◆ WHAT TO WORK ON ◆
Report every line in the listing that contains the string "Dishes".

[Data items]
*-*-*
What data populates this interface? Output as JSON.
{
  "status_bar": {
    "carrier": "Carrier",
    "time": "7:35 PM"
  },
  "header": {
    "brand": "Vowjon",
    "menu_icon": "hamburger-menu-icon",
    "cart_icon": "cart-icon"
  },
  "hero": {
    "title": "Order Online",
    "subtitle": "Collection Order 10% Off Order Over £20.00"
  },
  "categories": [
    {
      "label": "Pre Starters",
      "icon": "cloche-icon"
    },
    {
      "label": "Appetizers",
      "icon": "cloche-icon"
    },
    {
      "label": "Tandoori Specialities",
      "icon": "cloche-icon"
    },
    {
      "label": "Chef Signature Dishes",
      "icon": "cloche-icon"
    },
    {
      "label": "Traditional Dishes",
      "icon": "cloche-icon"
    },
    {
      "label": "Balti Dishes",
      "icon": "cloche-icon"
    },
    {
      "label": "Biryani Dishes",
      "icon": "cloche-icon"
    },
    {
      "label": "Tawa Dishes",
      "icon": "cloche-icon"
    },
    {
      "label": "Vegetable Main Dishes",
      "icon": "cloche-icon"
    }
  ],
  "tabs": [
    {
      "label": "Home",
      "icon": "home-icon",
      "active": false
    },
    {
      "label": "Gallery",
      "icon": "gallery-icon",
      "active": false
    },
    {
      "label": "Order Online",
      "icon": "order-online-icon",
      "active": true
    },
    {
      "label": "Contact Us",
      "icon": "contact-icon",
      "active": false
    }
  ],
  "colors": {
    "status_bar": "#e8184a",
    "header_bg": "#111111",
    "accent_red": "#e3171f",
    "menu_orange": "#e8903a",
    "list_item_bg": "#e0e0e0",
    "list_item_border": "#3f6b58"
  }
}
*-*-*
◆ EXERCISE ANSWER ◆
      "label": "Chef Signature Dishes",
      "label": "Traditional Dishes",
      "label": "Balti Dishes",
      "label": "Biryani Dishes",
      "label": "Tawa Dishes",
      "label": "Vegetable Main Dishes",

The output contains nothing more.